Dataset rows about figures
╭──

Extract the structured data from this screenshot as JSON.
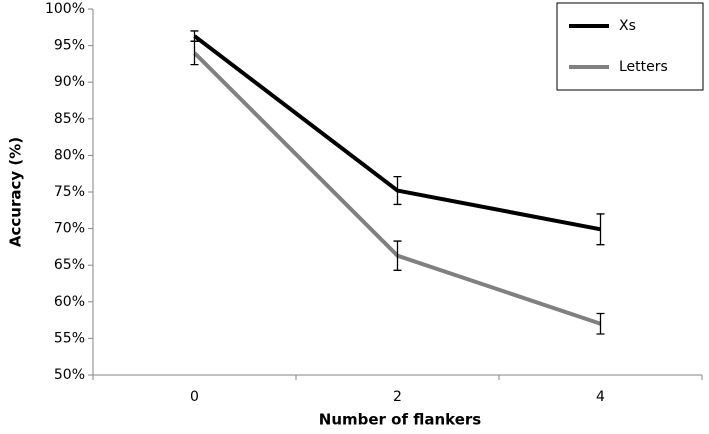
{
  "chart_data": {
    "type": "line",
    "x_label": "Number of flankers",
    "y_label": "Accuracy (%)",
    "categories": [
      "0",
      "2",
      "4"
    ],
    "series": [
      {
        "name": "Xs",
        "color": "#000000",
        "values": [
          96.3,
          75.2,
          69.9
        ],
        "errors": [
          0.7,
          1.9,
          2.1
        ]
      },
      {
        "name": "Letters",
        "color": "#808080",
        "values": [
          94.0,
          66.3,
          57.0
        ],
        "errors": [
          1.6,
          2.0,
          1.4
        ]
      }
    ],
    "ylim": [
      50,
      100
    ],
    "yticks": [
      {
        "value": 50,
        "label": "50%"
      },
      {
        "value": 55,
        "label": "55%"
      },
      {
        "value": 60,
        "label": "60%"
      },
      {
        "value": 65,
        "label": "65%"
      },
      {
        "value": 70,
        "label": "70%"
      },
      {
        "value": 75,
        "label": "75%"
      },
      {
        "value": 80,
        "label": "80%"
      },
      {
        "value": 85,
        "label": "85%"
      },
      {
        "value": 90,
        "label": "90%"
      },
      {
        "value": 95,
        "label": "95%"
      },
      {
        "value": 100,
        "label": "100%"
      }
    ],
    "legend": "top-right",
    "grid": false
  }
}
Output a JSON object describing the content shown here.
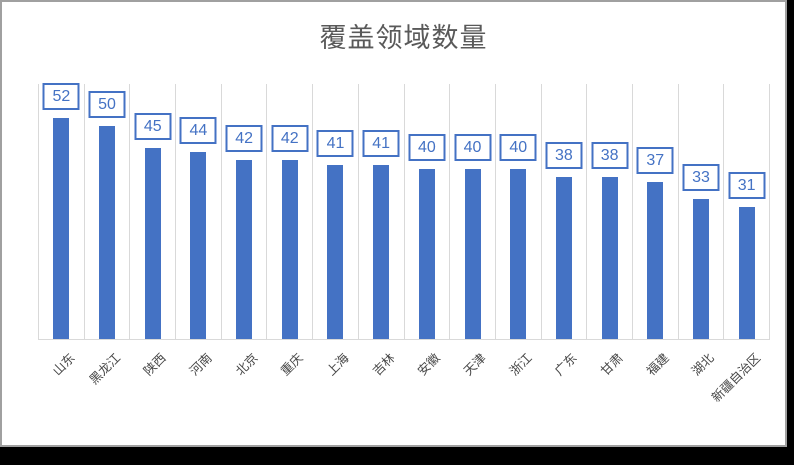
{
  "chart_data": {
    "type": "bar",
    "title": "覆盖领域数量",
    "categories": [
      "山东",
      "黑龙江",
      "陕西",
      "河南",
      "北京",
      "重庆",
      "上海",
      "吉林",
      "安徽",
      "天津",
      "浙江",
      "广东",
      "甘肃",
      "福建",
      "湖北",
      "新疆自治区"
    ],
    "values": [
      52,
      50,
      45,
      44,
      42,
      42,
      41,
      41,
      40,
      40,
      40,
      38,
      38,
      37,
      33,
      31
    ],
    "xlabel": "",
    "ylabel": "",
    "ylim": [
      0,
      60
    ],
    "grid": "vertical-category-gridlines",
    "legend": "none",
    "data_labels": "boxed-values-above-bars",
    "colors": {
      "bar": "#4472C4",
      "data_label_text": "#4472C4",
      "data_label_border": "#4472C4",
      "data_label_background": "#FFFFFF",
      "gridline": "#D9D9D9",
      "axis_line": "#D9D9D9",
      "title_text": "#595959",
      "category_text": "#474747",
      "chart_background": "#FFFFFF",
      "frame_border": "#A0A0A0",
      "page_background": "#000000"
    }
  }
}
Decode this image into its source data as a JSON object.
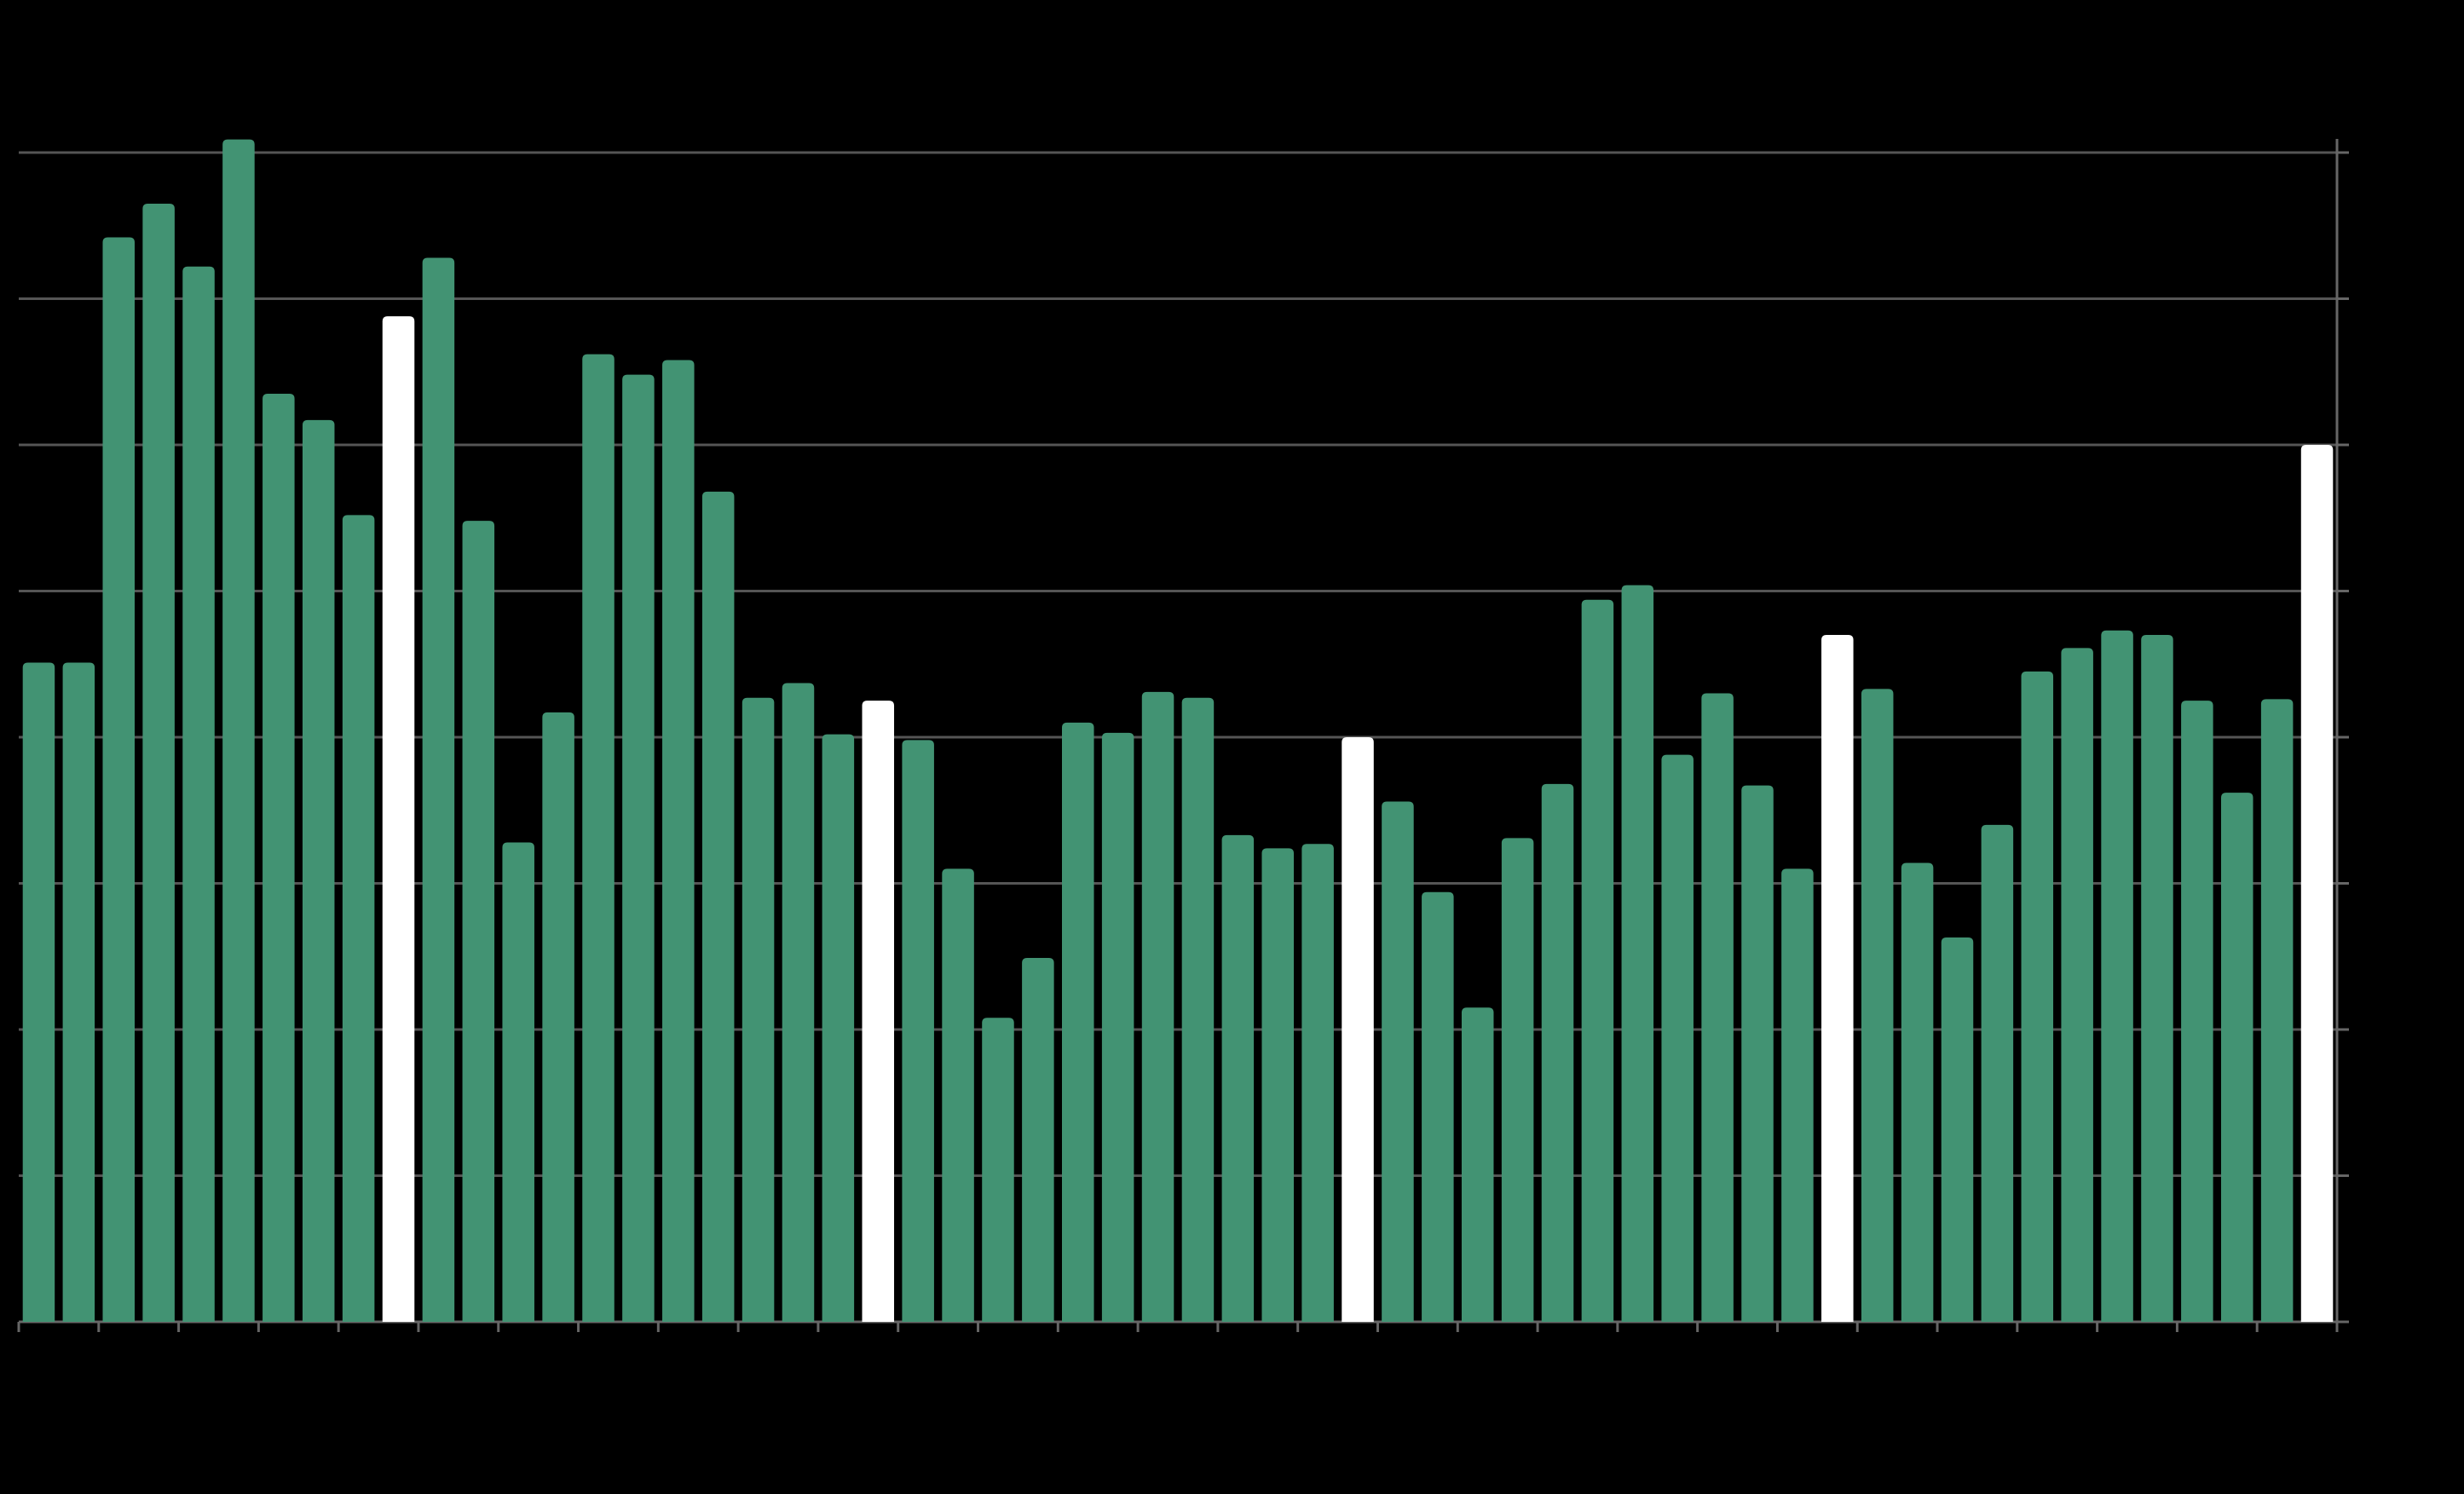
{
  "chart_data": {
    "type": "bar",
    "categories": [
      null,
      null,
      null,
      null,
      null,
      null,
      null,
      null,
      null,
      null,
      null,
      null,
      null,
      null,
      null,
      null,
      null,
      null,
      null,
      null,
      null,
      null,
      null,
      null,
      null,
      null,
      null,
      null,
      null,
      null,
      null,
      null,
      null,
      null,
      null,
      null,
      null,
      null,
      null,
      null,
      null,
      null,
      null,
      null,
      null,
      null,
      null,
      null,
      null,
      null,
      null,
      null,
      null,
      null,
      null,
      null,
      null,
      null
    ],
    "values": [
      4.51,
      4.51,
      7.42,
      7.65,
      7.22,
      8.09,
      6.35,
      6.17,
      5.52,
      6.88,
      7.28,
      5.48,
      3.28,
      4.17,
      6.62,
      6.48,
      6.58,
      5.68,
      4.27,
      4.37,
      4.02,
      4.25,
      3.98,
      3.1,
      2.08,
      2.49,
      4.1,
      4.03,
      4.31,
      4.27,
      3.33,
      3.24,
      3.27,
      4.0,
      3.56,
      2.94,
      2.15,
      3.31,
      3.68,
      4.94,
      5.04,
      3.88,
      4.3,
      3.67,
      3.1,
      4.7,
      4.33,
      3.14,
      2.63,
      3.4,
      4.45,
      4.61,
      4.73,
      4.7,
      4.25,
      3.62,
      4.26,
      6.0
    ],
    "colors": [
      "#429373",
      "#429373",
      "#429373",
      "#429373",
      "#429373",
      "#429373",
      "#429373",
      "#429373",
      "#429373",
      "#ffffff",
      "#429373",
      "#429373",
      "#429373",
      "#429373",
      "#429373",
      "#429373",
      "#429373",
      "#429373",
      "#429373",
      "#429373",
      "#429373",
      "#ffffff",
      "#429373",
      "#429373",
      "#429373",
      "#429373",
      "#429373",
      "#429373",
      "#429373",
      "#429373",
      "#429373",
      "#429373",
      "#429373",
      "#ffffff",
      "#429373",
      "#429373",
      "#429373",
      "#429373",
      "#429373",
      "#429373",
      "#429373",
      "#429373",
      "#429373",
      "#429373",
      "#429373",
      "#ffffff",
      "#429373",
      "#429373",
      "#429373",
      "#429373",
      "#429373",
      "#429373",
      "#429373",
      "#429373",
      "#429373",
      "#429373",
      "#429373",
      "#ffffff"
    ],
    "ylim": [
      0,
      8
    ],
    "yticks": [
      0,
      1,
      2,
      3,
      4,
      5,
      6,
      7,
      8
    ],
    "grid": true
  }
}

╰──

What to work on.
Leave out every picture and copy the rest of the records exactly.

Correct output.
Extract the structured data from this screenshot as JSON.
{
  "chart_data": {
    "type": "line",
    "x_label": "Number of flankers",
    "y_label": "Accuracy (%)",
    "categories": [
      "0",
      "2",
      "4"
    ],
    "series": [
      {
        "name": "Xs",
        "color": "#000000",
        "values": [
          96.3,
          75.2,
          69.9
        ],
        "errors": [
          0.7,
          1.9,
          2.1
        ]
      },
      {
        "name": "Letters",
        "color": "#808080",
        "values": [
          94.0,
          66.3,
          57.0
        ],
        "errors": [
          1.6,
          2.0,
          1.4
        ]
      }
    ],
    "ylim": [
      50,
      100
    ],
    "yticks": [
      {
        "value": 50,
        "label": "50%"
      },
      {
        "value": 55,
        "label": "55%"
      },
      {
        "value": 60,
        "label": "60%"
      },
      {
        "value": 65,
        "label": "65%"
      },
      {
        "value": 70,
        "label": "70%"
      },
      {
        "value": 75,
        "label": "75%"
      },
      {
        "value": 80,
        "label": "80%"
      },
      {
        "value": 85,
        "label": "85%"
      },
      {
        "value": 90,
        "label": "90%"
      },
      {
        "value": 95,
        "label": "95%"
      },
      {
        "value": 100,
        "label": "100%"
      }
    ],
    "legend": "top-right",
    "grid": false
  }
}
Output a JSON object describing the content shown here.
{
  "chart_data": {
    "type": "bar",
    "title": "覆盖领域数量",
    "categories": [
      "山东",
      "黑龙江",
      "陕西",
      "河南",
      "北京",
      "重庆",
      "上海",
      "吉林",
      "安徽",
      "天津",
      "浙江",
      "广东",
      "甘肃",
      "福建",
      "湖北",
      "新疆自治区"
    ],
    "values": [
      52,
      50,
      45,
      44,
      42,
      42,
      41,
      41,
      40,
      40,
      40,
      38,
      38,
      37,
      33,
      31
    ],
    "xlabel": "",
    "ylabel": "",
    "ylim": [
      0,
      60
    ],
    "grid": "vertical-category-gridlines",
    "legend": "none",
    "data_labels": "boxed-values-above-bars",
    "colors": {
      "bar": "#4472C4",
      "data_label_text": "#4472C4",
      "data_label_border": "#4472C4",
      "data_label_background": "#FFFFFF",
      "gridline": "#D9D9D9",
      "axis_line": "#D9D9D9",
      "title_text": "#595959",
      "category_text": "#474747",
      "chart_background": "#FFFFFF",
      "frame_border": "#A0A0A0",
      "page_background": "#000000"
    }
  }
}
Decode this image into its source data as a JSON object.
{
  "chart_data": {
    "type": "bar",
    "categories": [
      null,
      null,
      null,
      null,
      null,
      null,
      null,
      null,
      null,
      null,
      null,
      null,
      null,
      null,
      null,
      null,
      null,
      null,
      null,
      null,
      null,
      null,
      null,
      null,
      null,
      null,
      null,
      null,
      null,
      null,
      null,
      null,
      null,
      null,
      null,
      null,
      null,
      null,
      null,
      null,
      null,
      null,
      null,
      null,
      null,
      null,
      null,
      null,
      null,
      null,
      null,
      null,
      null,
      null,
      null,
      null,
      null,
      null
    ],
    "values": [
      4.51,
      4.51,
      7.42,
      7.65,
      7.22,
      8.09,
      6.35,
      6.17,
      5.52,
      6.88,
      7.28,
      5.48,
      3.28,
      4.17,
      6.62,
      6.48,
      6.58,
      5.68,
      4.27,
      4.37,
      4.02,
      4.25,
      3.98,
      3.1,
      2.08,
      2.49,
      4.1,
      4.03,
      4.31,
      4.27,
      3.33,
      3.24,
      3.27,
      4.0,
      3.56,
      2.94,
      2.15,
      3.31,
      3.68,
      4.94,
      5.04,
      3.88,
      4.3,
      3.67,
      3.1,
      4.7,
      4.33,
      3.14,
      2.63,
      3.4,
      4.45,
      4.61,
      4.73,
      4.7,
      4.25,
      3.62,
      4.26,
      6.0
    ],
    "colors": [
      "#429373",
      "#429373",
      "#429373",
      "#429373",
      "#429373",
      "#429373",
      "#429373",
      "#429373",
      "#429373",
      "#ffffff",
      "#429373",
      "#429373",
      "#429373",
      "#429373",
      "#429373",
      "#429373",
      "#429373",
      "#429373",
      "#429373",
      "#429373",
      "#429373",
      "#ffffff",
      "#429373",
      "#429373",
      "#429373",
      "#429373",
      "#429373",
      "#429373",
      "#429373",
      "#429373",
      "#429373",
      "#429373",
      "#429373",
      "#ffffff",
      "#429373",
      "#429373",
      "#429373",
      "#429373",
      "#429373",
      "#429373",
      "#429373",
      "#429373",
      "#429373",
      "#429373",
      "#429373",
      "#ffffff",
      "#429373",
      "#429373",
      "#429373",
      "#429373",
      "#429373",
      "#429373",
      "#429373",
      "#429373",
      "#429373",
      "#429373",
      "#429373",
      "#ffffff"
    ],
    "ylim": [
      0,
      8
    ],
    "yticks": [
      0,
      1,
      2,
      3,
      4,
      5,
      6,
      7,
      8
    ],
    "grid": true
  }
}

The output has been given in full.